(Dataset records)
++++++++++++++++++++
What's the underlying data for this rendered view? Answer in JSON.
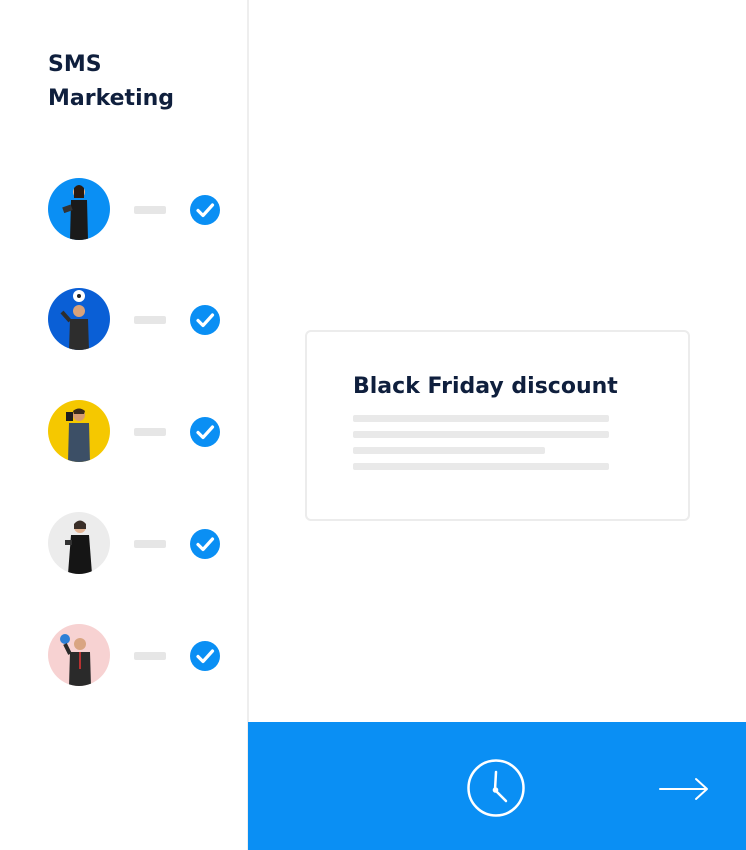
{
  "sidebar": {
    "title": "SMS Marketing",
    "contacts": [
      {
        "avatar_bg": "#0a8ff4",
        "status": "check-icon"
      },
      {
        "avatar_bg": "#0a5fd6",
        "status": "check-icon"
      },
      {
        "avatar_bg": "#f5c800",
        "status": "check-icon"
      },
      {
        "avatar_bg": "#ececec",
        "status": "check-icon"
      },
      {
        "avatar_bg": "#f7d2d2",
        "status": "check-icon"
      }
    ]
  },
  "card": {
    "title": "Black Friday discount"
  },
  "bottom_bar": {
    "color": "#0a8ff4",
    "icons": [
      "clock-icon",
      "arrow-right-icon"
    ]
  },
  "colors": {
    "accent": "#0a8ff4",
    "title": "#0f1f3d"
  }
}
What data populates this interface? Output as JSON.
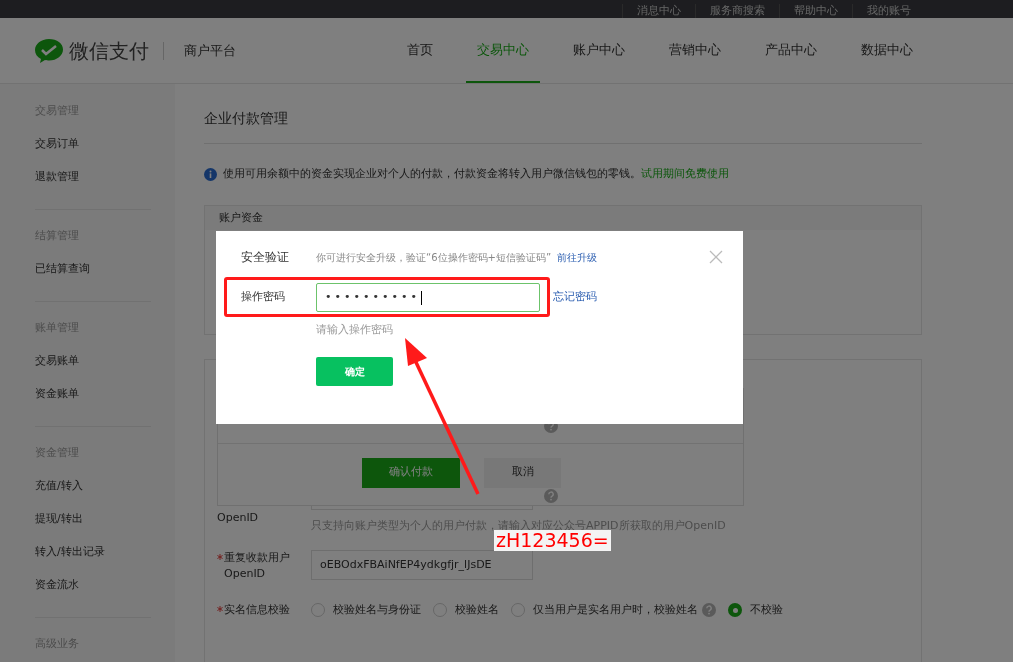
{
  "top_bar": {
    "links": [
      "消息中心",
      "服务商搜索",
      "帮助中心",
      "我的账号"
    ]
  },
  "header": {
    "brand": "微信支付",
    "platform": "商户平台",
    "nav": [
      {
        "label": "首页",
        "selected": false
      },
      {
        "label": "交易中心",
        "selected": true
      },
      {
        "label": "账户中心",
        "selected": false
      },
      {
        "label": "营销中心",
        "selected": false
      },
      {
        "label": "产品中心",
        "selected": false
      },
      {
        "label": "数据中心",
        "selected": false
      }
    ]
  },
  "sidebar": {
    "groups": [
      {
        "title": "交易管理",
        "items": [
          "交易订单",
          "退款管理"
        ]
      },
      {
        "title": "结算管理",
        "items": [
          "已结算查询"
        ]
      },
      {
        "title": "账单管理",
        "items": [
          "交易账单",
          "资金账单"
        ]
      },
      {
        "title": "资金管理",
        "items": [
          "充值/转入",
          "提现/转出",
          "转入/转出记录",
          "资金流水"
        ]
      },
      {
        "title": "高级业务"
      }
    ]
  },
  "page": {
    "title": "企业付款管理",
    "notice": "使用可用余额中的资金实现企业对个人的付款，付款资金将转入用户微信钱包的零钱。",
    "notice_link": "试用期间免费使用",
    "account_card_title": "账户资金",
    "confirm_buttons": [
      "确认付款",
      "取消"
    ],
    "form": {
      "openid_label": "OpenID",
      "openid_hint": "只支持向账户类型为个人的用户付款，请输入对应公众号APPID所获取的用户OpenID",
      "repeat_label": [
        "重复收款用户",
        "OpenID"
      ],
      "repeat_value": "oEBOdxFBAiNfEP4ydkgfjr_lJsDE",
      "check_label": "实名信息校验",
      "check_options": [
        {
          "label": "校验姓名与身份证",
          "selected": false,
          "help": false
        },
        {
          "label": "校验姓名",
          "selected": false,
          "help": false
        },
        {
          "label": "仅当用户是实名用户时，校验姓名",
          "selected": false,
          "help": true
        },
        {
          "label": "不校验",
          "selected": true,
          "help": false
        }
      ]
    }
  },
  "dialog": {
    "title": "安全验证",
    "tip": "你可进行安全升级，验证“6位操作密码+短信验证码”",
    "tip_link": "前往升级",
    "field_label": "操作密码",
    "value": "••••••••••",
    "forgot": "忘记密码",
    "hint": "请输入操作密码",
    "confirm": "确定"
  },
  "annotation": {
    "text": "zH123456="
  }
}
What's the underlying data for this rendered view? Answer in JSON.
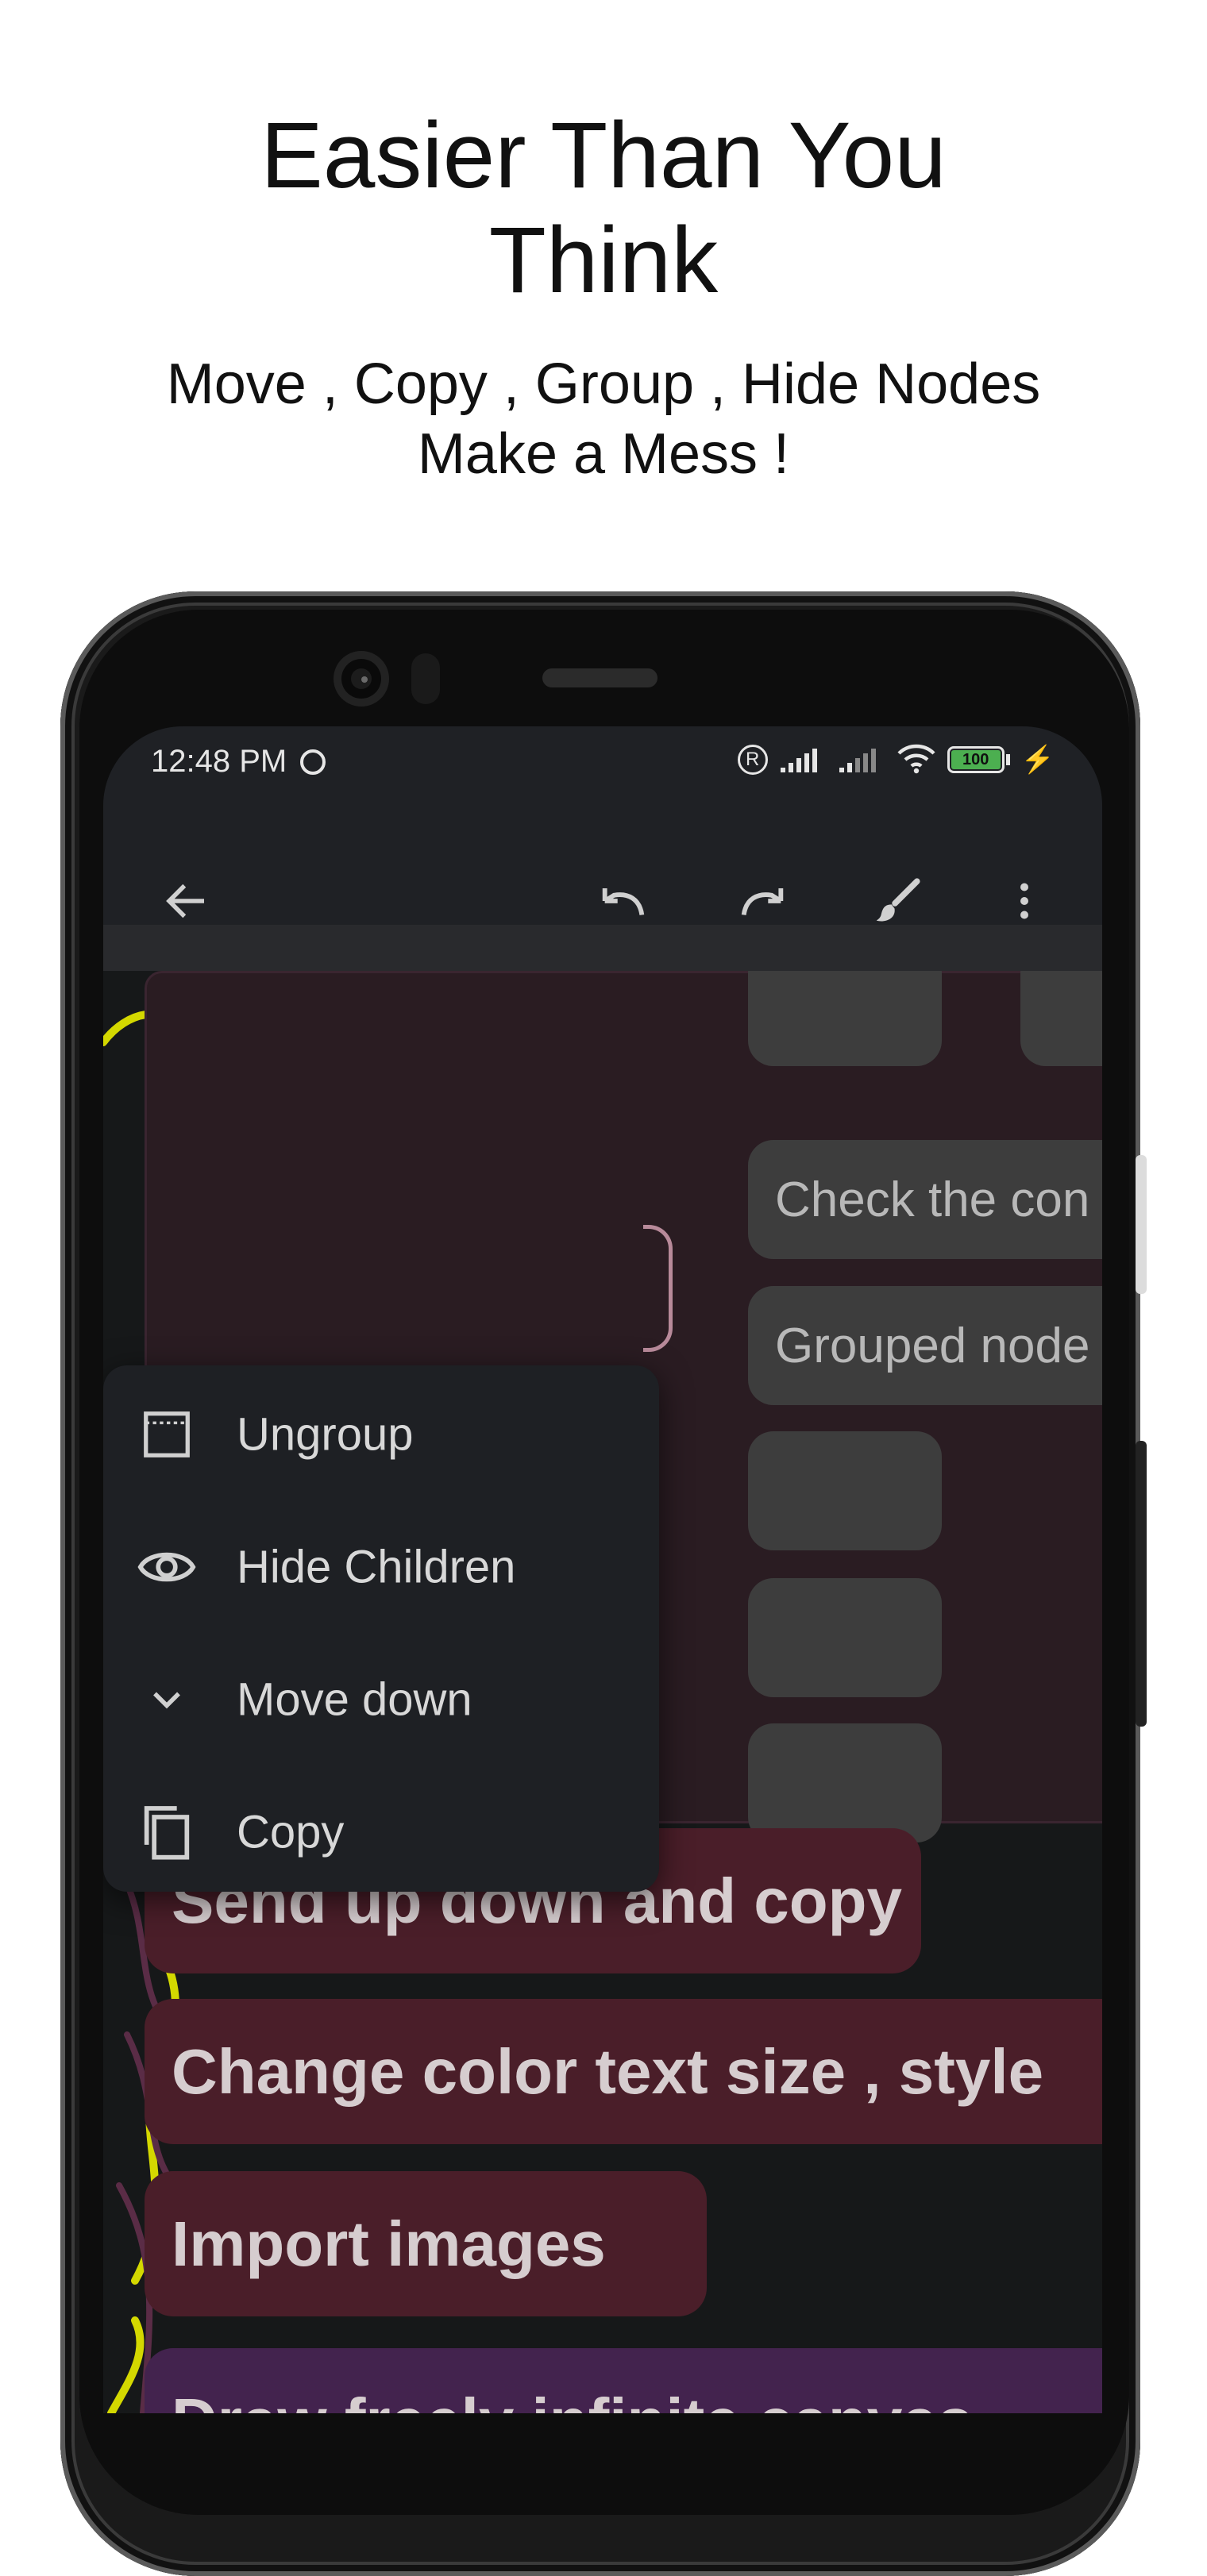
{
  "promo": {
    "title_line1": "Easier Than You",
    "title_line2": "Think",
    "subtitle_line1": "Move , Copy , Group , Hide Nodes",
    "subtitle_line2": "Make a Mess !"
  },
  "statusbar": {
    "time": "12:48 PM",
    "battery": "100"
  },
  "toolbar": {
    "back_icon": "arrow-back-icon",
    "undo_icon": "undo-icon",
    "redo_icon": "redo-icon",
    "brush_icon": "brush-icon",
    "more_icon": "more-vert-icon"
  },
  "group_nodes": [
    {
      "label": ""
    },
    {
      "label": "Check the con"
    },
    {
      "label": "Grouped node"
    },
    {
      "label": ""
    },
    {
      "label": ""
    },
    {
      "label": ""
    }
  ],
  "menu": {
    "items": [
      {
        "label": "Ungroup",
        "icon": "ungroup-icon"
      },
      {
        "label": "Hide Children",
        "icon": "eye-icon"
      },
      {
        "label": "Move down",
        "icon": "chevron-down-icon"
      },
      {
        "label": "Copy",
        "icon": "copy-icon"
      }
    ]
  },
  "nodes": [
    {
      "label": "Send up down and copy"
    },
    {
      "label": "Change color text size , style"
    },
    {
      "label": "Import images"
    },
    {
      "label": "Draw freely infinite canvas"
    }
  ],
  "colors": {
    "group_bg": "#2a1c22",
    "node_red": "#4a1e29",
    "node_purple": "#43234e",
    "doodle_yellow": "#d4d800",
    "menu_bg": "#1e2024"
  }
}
++++++++++++++++++++
Extract every line above containing the word "arrow".

      "arrow-right-icon"
    "back_icon": "arrow-back-icon",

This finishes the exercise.